Task goal: Where a line holds the string "AGENCIA", return that line.

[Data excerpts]
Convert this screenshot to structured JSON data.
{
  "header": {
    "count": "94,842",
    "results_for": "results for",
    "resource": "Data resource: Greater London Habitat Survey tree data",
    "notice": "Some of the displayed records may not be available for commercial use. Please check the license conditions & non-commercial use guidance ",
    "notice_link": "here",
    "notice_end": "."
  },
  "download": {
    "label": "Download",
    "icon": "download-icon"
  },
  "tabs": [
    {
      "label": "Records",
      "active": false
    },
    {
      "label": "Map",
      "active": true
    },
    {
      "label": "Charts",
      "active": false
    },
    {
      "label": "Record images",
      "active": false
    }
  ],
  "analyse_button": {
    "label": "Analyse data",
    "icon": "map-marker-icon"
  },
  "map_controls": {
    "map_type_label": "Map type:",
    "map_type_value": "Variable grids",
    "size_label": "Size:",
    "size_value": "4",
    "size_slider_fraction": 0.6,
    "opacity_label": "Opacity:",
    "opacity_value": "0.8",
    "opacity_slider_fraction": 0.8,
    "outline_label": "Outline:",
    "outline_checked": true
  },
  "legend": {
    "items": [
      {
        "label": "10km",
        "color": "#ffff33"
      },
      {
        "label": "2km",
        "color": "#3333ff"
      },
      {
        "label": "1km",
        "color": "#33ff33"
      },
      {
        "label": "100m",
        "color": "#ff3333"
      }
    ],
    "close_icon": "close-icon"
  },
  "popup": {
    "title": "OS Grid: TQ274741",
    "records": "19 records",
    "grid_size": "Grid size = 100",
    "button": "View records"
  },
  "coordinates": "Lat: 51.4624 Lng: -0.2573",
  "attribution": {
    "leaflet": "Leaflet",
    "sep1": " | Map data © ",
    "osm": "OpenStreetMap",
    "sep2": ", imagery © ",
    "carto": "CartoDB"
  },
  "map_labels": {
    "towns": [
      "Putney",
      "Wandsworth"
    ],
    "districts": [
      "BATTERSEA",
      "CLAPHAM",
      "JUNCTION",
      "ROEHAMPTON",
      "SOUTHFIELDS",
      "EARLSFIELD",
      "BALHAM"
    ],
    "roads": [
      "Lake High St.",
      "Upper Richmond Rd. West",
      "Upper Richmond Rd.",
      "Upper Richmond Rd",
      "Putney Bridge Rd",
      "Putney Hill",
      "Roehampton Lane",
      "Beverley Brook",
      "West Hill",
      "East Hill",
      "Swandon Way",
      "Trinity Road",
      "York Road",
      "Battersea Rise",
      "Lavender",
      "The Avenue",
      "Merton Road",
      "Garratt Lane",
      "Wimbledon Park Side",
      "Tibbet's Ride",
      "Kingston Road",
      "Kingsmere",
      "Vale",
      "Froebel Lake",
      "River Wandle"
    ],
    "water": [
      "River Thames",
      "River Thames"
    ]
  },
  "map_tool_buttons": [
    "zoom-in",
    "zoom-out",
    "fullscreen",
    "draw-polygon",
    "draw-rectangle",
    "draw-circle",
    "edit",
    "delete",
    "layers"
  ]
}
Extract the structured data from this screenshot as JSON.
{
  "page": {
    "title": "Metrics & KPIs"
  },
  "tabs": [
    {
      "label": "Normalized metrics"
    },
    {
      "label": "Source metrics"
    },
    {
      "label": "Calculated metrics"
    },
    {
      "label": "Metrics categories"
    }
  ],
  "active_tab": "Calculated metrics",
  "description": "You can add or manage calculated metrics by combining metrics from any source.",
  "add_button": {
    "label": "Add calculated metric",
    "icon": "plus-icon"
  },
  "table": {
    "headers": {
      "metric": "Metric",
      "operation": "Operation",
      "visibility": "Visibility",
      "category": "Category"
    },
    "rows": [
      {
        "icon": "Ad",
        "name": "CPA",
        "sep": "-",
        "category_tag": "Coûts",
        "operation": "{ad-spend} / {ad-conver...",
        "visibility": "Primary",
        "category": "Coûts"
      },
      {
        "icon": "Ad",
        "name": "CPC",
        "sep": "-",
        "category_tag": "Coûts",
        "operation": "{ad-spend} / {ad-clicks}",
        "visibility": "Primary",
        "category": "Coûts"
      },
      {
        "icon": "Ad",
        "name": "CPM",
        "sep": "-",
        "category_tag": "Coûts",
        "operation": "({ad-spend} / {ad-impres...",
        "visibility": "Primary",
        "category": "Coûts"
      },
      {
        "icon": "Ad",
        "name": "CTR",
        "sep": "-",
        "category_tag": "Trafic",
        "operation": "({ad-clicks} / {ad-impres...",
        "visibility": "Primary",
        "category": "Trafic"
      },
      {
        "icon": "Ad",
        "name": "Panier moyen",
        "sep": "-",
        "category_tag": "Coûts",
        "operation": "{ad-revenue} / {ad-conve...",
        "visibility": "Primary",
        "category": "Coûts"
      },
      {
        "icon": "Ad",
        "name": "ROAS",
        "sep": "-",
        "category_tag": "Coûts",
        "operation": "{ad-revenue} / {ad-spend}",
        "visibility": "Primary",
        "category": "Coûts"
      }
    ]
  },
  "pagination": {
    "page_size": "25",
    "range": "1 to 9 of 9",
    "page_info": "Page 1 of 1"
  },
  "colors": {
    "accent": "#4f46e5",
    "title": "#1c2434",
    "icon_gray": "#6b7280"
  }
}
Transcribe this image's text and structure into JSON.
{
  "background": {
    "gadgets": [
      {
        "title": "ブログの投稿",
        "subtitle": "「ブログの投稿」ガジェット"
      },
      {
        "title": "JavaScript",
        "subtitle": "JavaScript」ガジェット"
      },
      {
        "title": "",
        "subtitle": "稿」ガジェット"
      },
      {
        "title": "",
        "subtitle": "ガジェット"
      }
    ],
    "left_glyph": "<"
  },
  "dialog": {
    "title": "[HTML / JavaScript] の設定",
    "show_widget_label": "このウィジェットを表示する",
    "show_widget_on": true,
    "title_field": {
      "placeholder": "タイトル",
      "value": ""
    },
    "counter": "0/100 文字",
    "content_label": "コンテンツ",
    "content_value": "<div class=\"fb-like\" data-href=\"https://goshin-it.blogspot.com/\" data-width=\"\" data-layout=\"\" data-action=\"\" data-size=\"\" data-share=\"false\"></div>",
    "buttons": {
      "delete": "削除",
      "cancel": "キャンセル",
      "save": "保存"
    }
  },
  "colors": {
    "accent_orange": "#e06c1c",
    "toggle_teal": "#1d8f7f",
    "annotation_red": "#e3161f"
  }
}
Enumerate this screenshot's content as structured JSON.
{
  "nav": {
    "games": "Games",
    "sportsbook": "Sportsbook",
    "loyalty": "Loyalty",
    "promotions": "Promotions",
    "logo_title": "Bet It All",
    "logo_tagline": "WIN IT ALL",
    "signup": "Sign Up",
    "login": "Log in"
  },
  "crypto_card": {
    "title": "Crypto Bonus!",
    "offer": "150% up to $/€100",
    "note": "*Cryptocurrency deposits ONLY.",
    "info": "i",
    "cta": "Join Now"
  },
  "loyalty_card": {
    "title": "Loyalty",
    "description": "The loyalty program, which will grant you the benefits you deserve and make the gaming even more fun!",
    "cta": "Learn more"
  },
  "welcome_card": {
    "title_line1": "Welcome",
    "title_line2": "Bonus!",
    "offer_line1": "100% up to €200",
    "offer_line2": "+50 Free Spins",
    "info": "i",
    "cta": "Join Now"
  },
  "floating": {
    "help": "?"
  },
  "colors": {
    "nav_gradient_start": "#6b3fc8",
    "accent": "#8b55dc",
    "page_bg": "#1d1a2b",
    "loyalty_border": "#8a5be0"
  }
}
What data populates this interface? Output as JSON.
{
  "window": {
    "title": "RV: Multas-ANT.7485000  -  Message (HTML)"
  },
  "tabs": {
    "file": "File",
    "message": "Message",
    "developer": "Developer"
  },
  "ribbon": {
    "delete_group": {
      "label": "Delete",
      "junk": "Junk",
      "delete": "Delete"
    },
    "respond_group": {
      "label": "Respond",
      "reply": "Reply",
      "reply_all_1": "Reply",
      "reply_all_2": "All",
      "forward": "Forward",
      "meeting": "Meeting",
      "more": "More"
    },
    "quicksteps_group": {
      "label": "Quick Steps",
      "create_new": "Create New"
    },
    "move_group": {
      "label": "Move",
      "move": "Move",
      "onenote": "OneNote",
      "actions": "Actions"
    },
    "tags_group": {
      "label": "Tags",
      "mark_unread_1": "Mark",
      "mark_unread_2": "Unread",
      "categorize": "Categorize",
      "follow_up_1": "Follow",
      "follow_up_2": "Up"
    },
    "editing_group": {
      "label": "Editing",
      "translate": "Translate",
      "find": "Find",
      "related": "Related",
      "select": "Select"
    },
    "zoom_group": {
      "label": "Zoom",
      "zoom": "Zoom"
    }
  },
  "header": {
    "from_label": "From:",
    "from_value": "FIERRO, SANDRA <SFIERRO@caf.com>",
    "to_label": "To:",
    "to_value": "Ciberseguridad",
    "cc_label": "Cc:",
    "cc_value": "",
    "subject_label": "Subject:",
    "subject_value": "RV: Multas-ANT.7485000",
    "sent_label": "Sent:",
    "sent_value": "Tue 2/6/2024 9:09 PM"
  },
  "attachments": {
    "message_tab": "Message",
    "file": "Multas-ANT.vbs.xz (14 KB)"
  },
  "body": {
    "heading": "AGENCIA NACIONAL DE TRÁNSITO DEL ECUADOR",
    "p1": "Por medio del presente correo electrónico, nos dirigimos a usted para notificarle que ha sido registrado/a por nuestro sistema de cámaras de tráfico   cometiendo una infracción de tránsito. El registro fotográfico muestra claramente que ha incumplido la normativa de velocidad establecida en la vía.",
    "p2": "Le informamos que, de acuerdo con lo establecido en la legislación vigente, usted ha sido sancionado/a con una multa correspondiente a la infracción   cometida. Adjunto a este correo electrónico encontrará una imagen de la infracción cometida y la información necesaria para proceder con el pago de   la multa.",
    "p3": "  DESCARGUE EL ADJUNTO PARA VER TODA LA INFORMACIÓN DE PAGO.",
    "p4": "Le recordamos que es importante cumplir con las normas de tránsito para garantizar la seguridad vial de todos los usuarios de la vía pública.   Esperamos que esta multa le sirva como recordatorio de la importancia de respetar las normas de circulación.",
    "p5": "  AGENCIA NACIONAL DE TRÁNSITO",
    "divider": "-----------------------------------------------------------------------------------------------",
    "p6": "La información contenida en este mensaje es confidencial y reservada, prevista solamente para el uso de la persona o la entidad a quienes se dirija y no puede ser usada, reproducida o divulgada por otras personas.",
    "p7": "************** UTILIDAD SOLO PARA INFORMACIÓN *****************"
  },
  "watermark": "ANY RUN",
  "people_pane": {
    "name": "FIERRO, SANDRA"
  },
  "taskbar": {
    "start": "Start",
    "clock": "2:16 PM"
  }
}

Completed exercise:
    "heading": "AGENCIA NACIONAL DE TRÁNSITO DEL ECUADOR",
    "p5": "  AGENCIA NACIONAL DE TRÁNSITO",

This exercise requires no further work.